▶ [Task objective]
Every line with the word "Burgstaller" in it should be extracted from the data that follows.

·····

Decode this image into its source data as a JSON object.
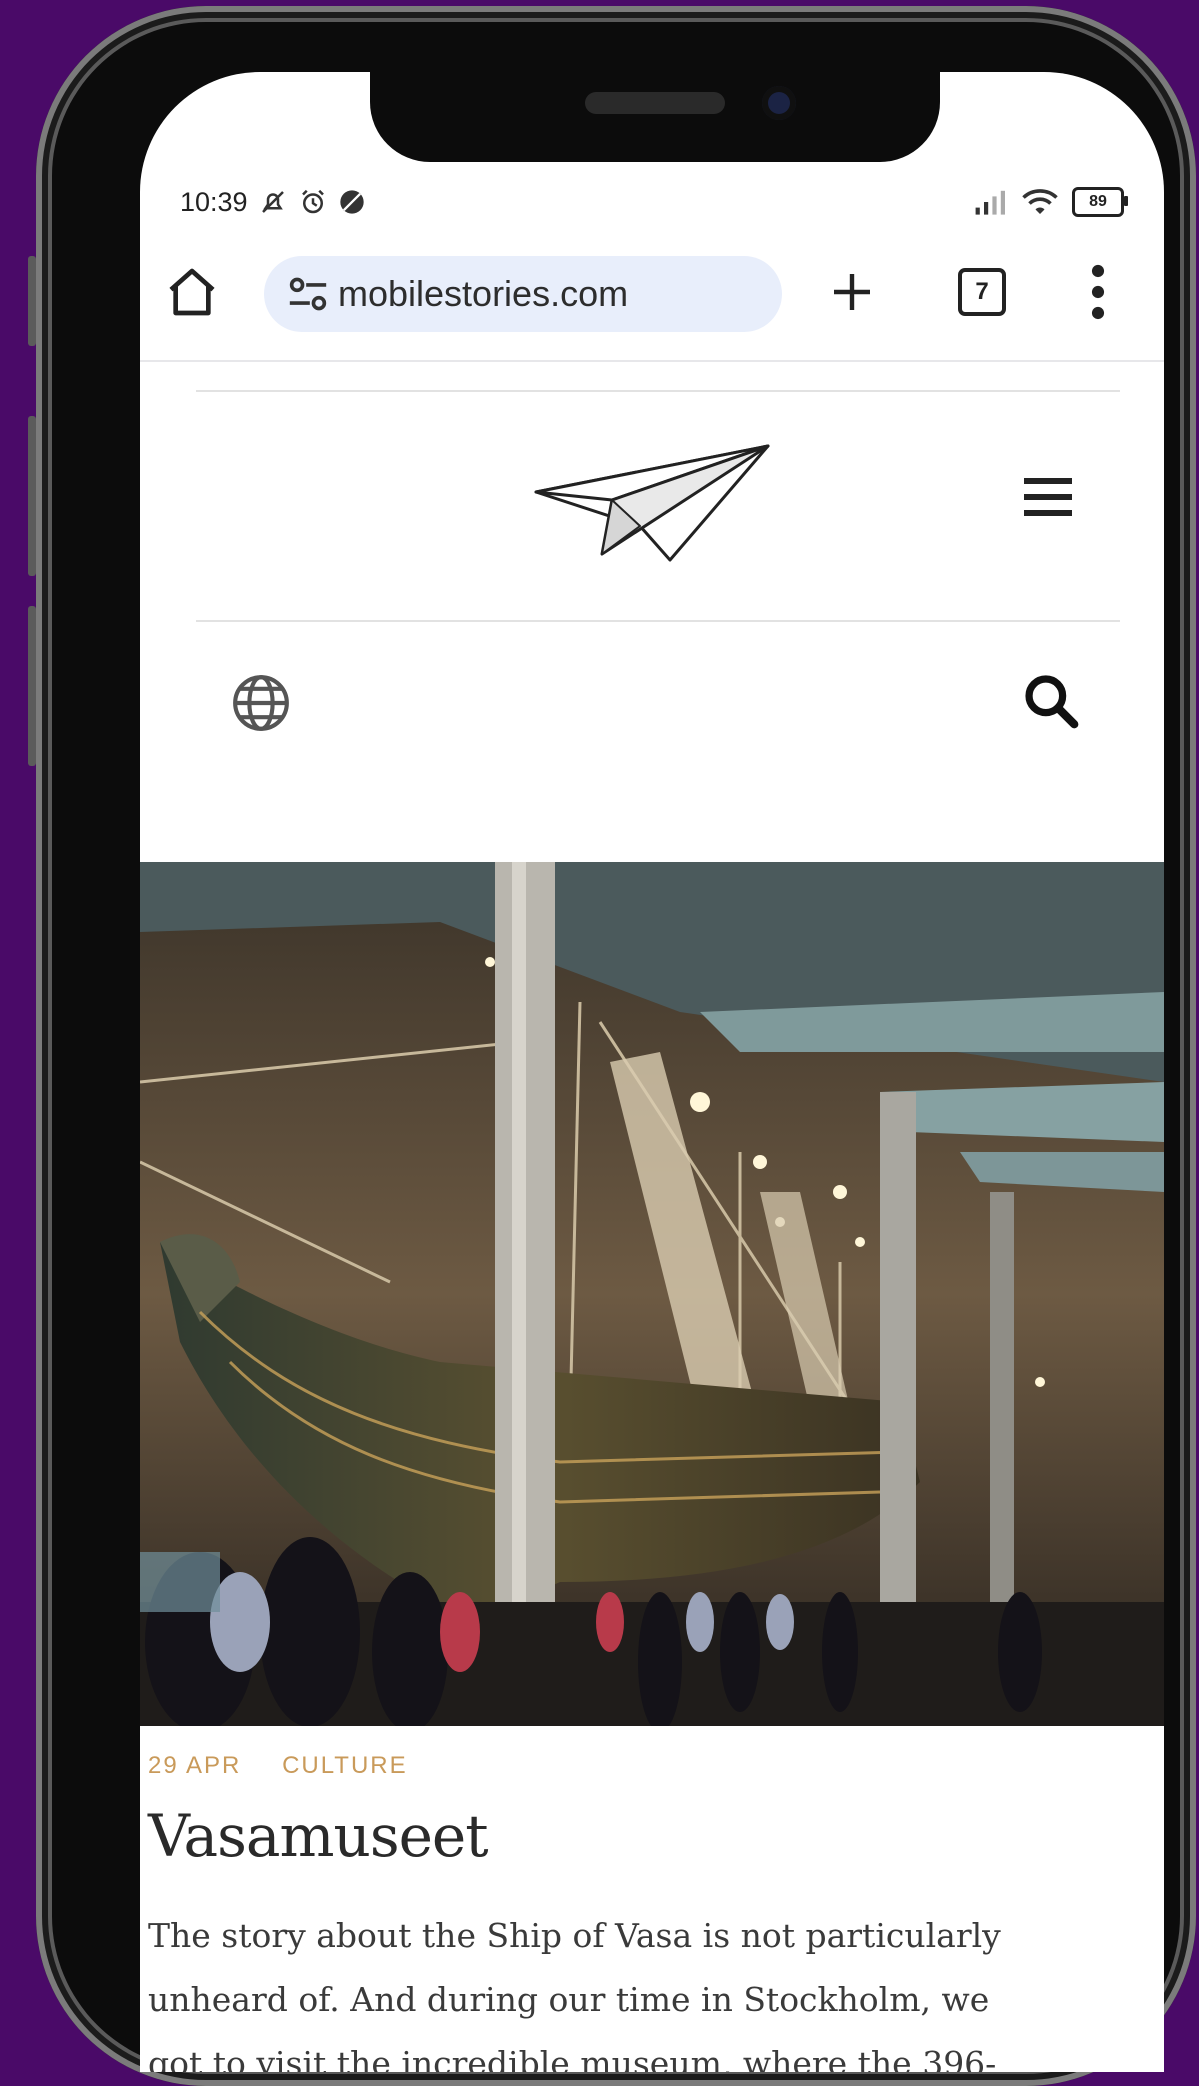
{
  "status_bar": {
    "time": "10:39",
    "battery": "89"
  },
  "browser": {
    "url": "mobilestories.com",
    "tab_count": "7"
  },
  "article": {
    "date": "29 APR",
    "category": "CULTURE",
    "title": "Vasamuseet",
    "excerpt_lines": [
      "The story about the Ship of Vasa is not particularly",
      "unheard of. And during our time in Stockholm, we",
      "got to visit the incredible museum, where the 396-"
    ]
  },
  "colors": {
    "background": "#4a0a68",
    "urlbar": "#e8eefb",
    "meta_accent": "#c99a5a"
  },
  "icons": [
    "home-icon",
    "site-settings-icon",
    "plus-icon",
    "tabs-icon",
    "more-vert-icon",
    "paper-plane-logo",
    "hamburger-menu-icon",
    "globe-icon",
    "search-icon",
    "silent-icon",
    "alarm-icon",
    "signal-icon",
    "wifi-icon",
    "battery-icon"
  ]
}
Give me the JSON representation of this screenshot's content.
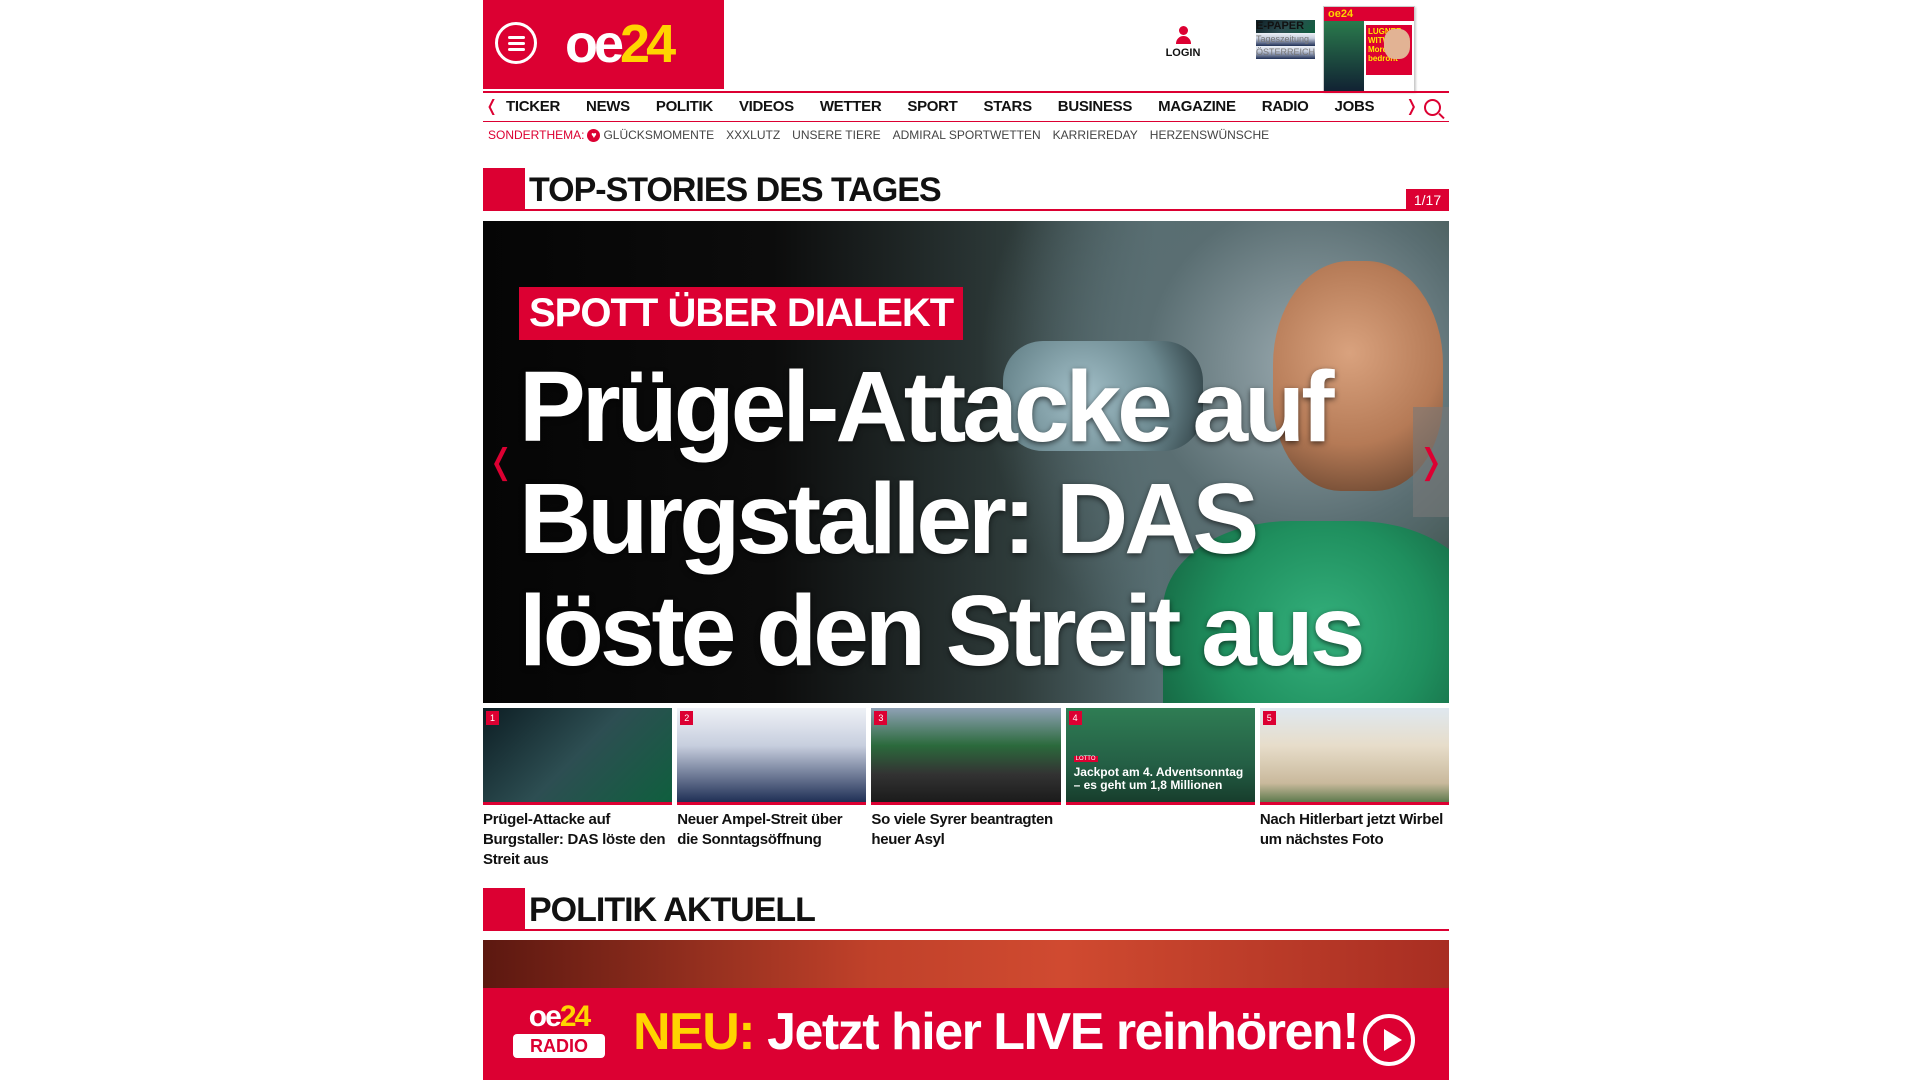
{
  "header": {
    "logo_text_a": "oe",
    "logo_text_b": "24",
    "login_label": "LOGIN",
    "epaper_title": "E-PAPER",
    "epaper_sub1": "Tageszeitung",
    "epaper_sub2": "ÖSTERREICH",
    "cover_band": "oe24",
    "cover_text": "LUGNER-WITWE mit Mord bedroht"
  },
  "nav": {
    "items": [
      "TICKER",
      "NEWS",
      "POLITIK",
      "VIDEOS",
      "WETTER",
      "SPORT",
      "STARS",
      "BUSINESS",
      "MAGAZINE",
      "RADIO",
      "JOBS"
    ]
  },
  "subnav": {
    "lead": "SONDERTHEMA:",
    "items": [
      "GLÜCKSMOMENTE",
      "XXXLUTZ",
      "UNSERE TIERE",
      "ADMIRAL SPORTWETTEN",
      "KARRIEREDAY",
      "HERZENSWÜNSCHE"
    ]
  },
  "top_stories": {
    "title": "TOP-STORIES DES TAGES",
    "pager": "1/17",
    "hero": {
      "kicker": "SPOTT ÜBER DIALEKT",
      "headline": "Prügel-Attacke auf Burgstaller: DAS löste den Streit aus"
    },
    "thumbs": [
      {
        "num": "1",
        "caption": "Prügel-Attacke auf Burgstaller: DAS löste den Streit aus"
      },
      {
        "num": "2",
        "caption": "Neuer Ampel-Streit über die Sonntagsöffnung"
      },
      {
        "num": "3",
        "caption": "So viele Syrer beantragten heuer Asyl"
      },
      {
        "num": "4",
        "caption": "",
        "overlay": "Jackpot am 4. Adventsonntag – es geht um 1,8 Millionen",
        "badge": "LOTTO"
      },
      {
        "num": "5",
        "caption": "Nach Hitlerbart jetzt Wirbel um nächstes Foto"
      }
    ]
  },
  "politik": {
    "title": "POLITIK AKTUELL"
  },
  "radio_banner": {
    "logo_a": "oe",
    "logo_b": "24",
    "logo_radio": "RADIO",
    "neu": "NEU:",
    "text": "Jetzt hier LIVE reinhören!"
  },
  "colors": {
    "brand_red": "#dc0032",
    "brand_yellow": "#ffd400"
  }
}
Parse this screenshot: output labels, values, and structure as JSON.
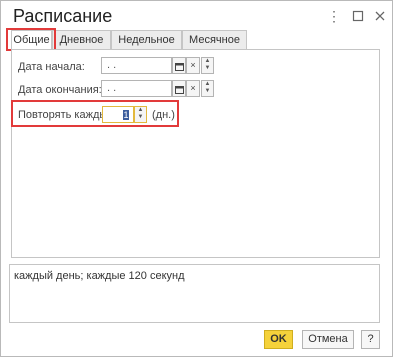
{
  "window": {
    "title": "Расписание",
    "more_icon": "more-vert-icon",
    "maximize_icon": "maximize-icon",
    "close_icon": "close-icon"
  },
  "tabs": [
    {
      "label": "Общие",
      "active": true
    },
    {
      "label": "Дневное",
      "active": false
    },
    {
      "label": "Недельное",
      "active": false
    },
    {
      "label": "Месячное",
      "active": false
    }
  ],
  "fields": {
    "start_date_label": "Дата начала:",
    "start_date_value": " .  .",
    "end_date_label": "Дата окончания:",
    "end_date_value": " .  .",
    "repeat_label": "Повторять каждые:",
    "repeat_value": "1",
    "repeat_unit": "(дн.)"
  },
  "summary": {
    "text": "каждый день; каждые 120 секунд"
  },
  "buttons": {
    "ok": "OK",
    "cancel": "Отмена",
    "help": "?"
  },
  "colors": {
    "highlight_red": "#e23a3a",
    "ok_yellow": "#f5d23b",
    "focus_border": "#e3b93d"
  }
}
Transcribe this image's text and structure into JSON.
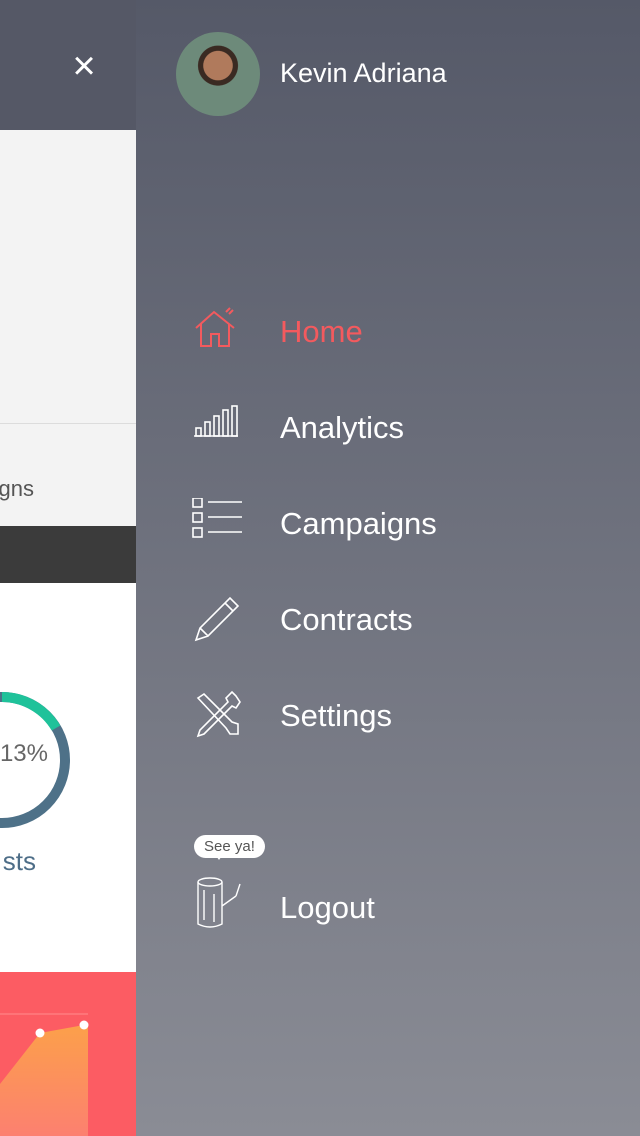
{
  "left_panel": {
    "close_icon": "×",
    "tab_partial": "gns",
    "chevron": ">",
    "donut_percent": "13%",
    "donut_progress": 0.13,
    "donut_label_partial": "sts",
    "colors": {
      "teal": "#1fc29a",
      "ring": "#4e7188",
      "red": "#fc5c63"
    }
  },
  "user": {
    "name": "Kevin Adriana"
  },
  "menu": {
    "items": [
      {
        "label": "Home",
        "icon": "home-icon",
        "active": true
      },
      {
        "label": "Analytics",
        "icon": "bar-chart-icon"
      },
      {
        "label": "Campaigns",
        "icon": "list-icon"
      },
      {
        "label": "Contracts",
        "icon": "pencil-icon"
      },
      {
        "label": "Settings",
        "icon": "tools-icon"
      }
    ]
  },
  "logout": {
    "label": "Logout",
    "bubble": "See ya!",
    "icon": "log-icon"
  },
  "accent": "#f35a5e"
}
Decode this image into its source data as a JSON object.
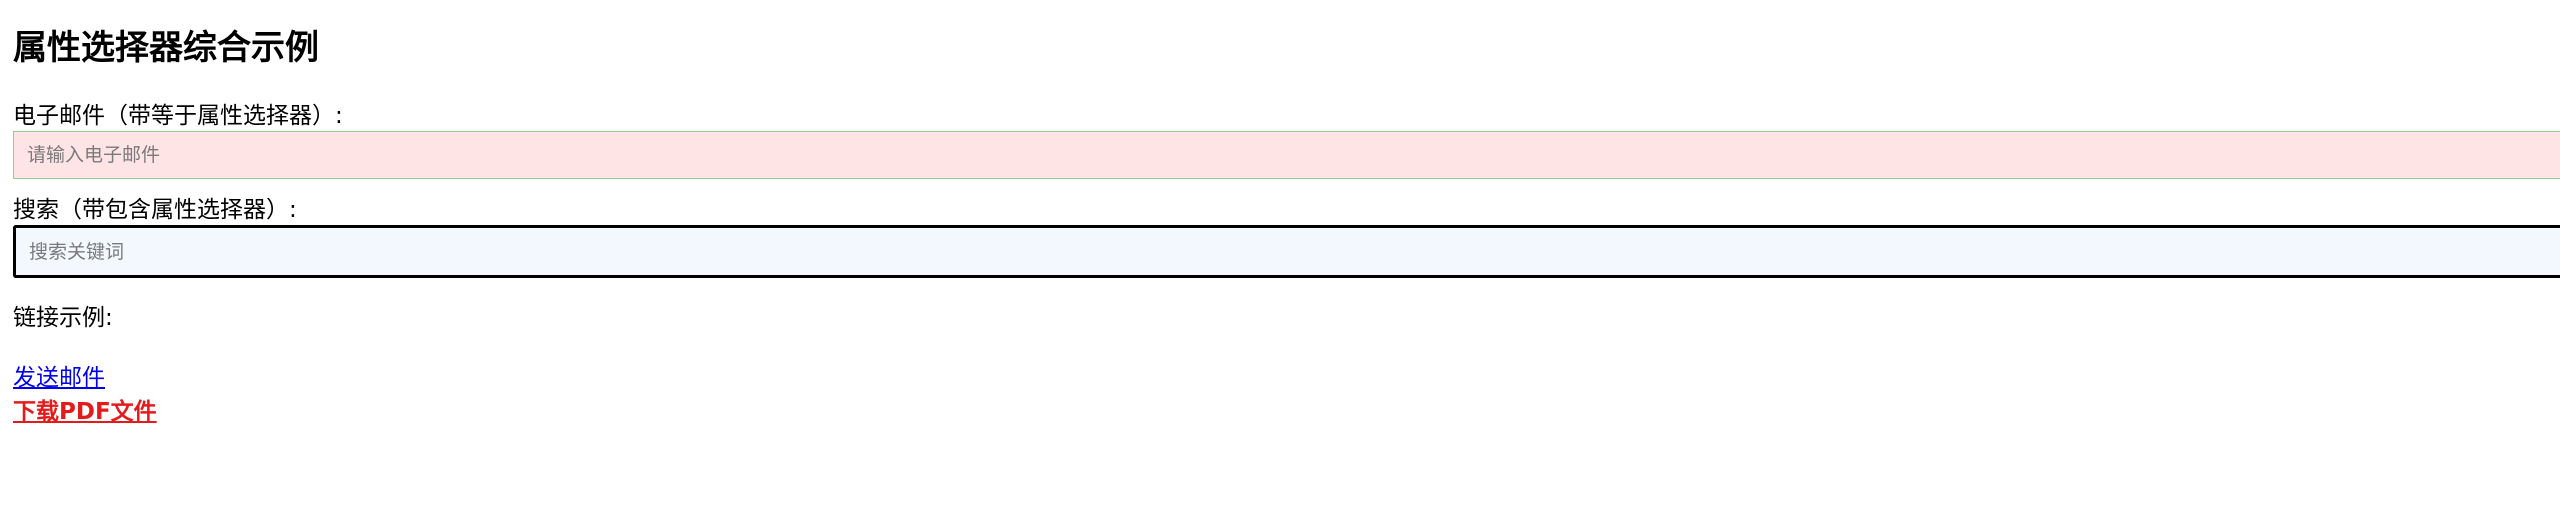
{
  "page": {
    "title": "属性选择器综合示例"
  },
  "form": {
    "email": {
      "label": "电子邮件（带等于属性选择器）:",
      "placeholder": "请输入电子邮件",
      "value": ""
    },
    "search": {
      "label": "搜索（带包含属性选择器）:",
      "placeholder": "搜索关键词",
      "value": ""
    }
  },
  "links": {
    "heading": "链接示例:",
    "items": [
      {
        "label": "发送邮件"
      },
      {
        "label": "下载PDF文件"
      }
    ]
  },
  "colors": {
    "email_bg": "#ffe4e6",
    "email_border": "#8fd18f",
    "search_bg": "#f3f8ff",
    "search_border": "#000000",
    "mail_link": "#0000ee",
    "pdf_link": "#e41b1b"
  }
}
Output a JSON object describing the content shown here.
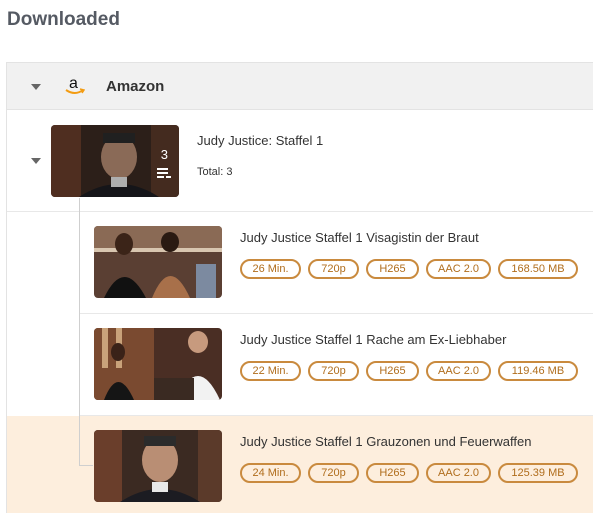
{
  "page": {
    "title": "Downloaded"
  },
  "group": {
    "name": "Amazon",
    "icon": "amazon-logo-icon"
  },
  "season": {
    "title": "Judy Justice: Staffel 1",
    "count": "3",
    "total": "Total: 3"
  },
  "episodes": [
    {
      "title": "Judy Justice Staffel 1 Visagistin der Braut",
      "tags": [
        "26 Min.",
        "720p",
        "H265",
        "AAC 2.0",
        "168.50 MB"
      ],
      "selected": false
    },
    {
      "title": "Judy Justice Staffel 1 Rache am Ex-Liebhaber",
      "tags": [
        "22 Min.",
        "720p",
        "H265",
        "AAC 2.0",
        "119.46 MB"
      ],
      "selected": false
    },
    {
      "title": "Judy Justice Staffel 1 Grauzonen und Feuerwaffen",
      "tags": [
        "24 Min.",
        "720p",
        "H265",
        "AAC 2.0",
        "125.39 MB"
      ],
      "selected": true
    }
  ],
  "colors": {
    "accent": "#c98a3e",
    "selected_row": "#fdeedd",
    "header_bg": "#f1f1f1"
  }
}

·····

▶ [Solution to this problem]
      "headline": "Prügel-Attacke auf Burgstaller: DAS löste den Streit aus"
        "caption": "Prügel-Attacke auf Burgstaller: DAS löste den Streit aus"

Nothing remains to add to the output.